Task details »
Return all entries word for word, but drop any images.
##### Material to process #####
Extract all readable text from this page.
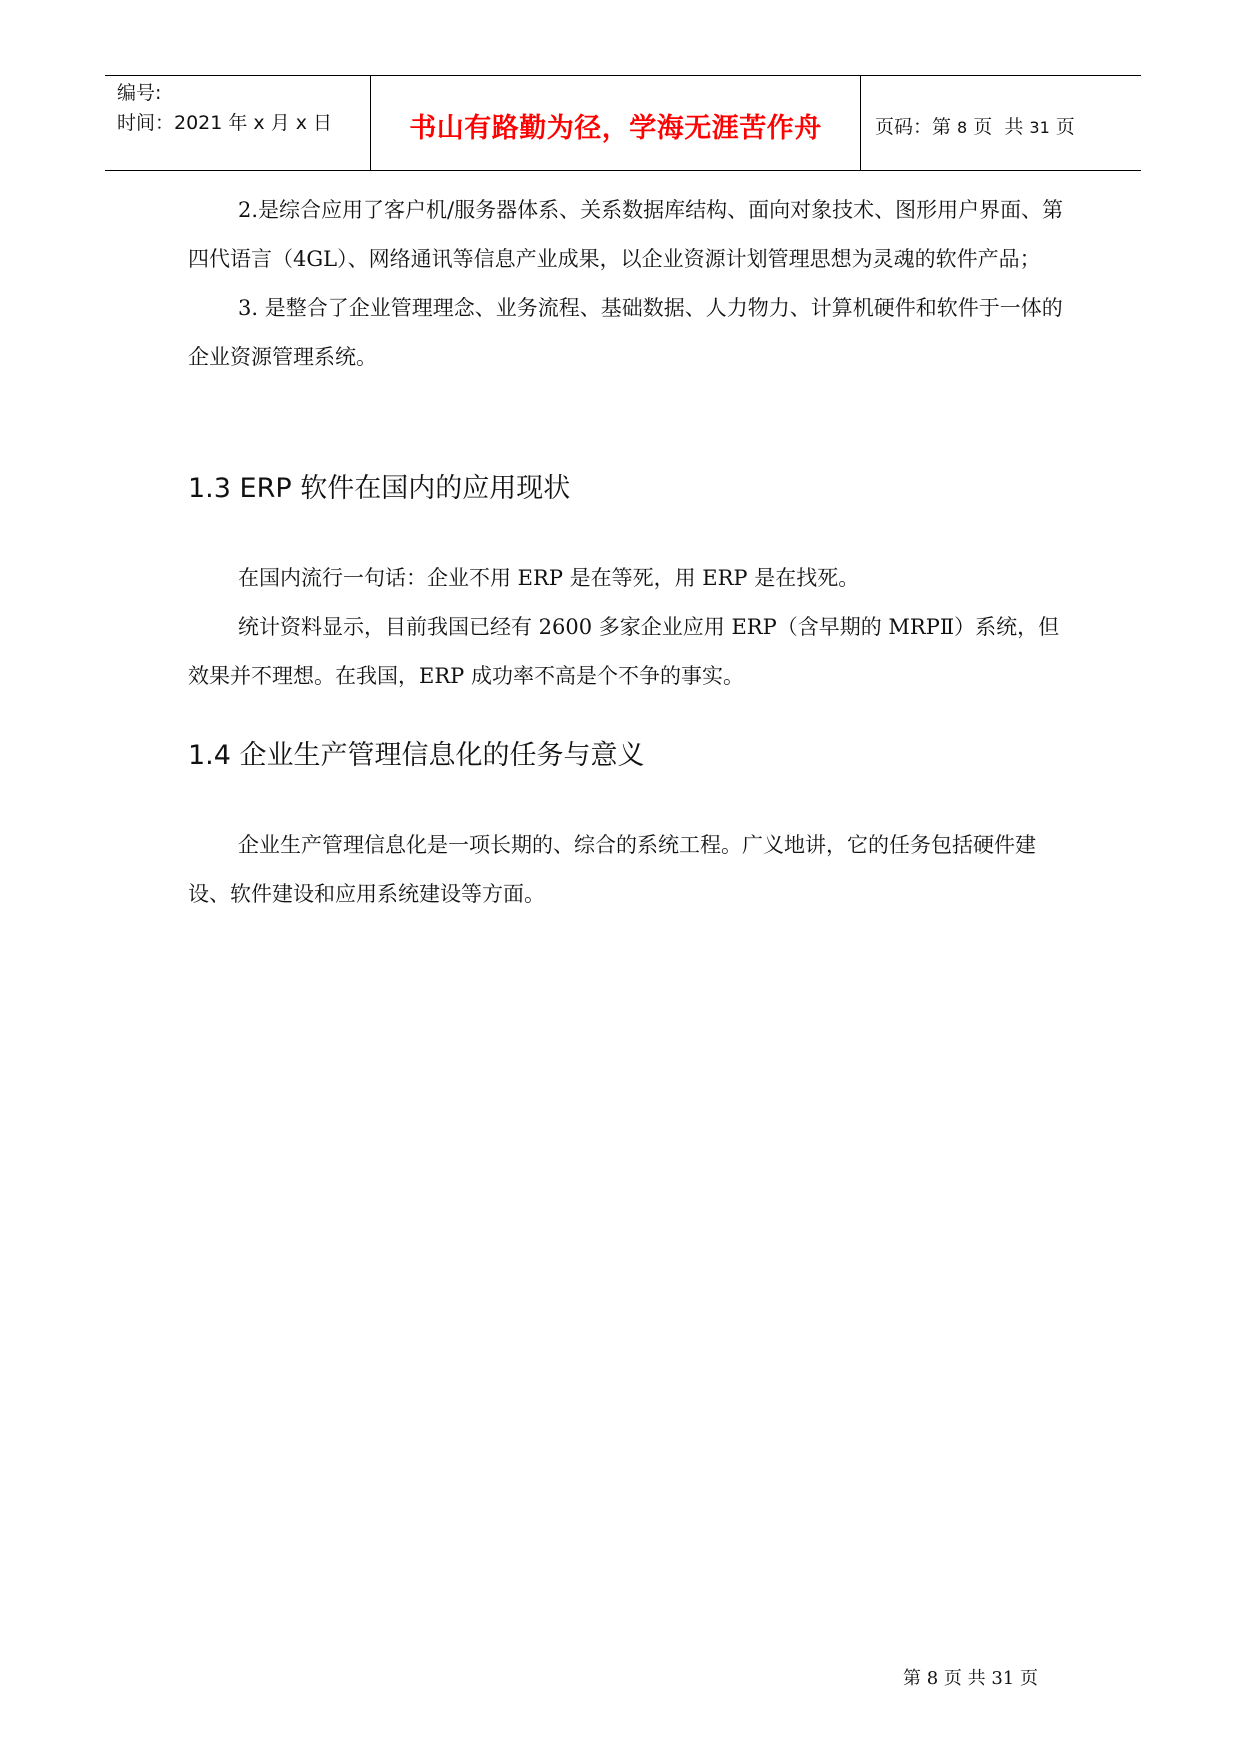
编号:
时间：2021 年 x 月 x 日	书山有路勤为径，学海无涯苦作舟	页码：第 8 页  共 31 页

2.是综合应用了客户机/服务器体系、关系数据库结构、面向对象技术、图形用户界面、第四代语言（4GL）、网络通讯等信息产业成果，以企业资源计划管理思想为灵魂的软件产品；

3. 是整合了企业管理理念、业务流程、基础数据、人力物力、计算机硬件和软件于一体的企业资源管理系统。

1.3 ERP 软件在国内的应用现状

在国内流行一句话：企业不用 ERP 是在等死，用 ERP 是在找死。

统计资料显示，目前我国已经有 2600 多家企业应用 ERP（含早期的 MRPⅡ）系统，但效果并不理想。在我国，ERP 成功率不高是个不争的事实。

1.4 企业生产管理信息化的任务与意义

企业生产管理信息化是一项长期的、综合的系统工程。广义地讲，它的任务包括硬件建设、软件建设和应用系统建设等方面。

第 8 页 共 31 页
#####
Solution for this problem »
Extract all readable text from this page.
编号:
时间：2021 年 x 月 x 日	书山有路勤为径，学海无涯苦作舟	页码：第 8 页  共 31 页

2.是综合应用了客户机/服务器体系、关系数据库结构、面向对象技术、图形用户界面、第四代语言（4GL）、网络通讯等信息产业成果，以企业资源计划管理思想为灵魂的软件产品；

3. 是整合了企业管理理念、业务流程、基础数据、人力物力、计算机硬件和软件于一体的企业资源管理系统。

1.3 ERP 软件在国内的应用现状

在国内流行一句话：企业不用 ERP 是在等死，用 ERP 是在找死。

统计资料显示，目前我国已经有 2600 多家企业应用 ERP（含早期的 MRPⅡ）系统，但效果并不理想。在我国，ERP 成功率不高是个不争的事实。

1.4 企业生产管理信息化的任务与意义

企业生产管理信息化是一项长期的、综合的系统工程。广义地讲，它的任务包括硬件建设、软件建设和应用系统建设等方面。

第 8 页 共 31 页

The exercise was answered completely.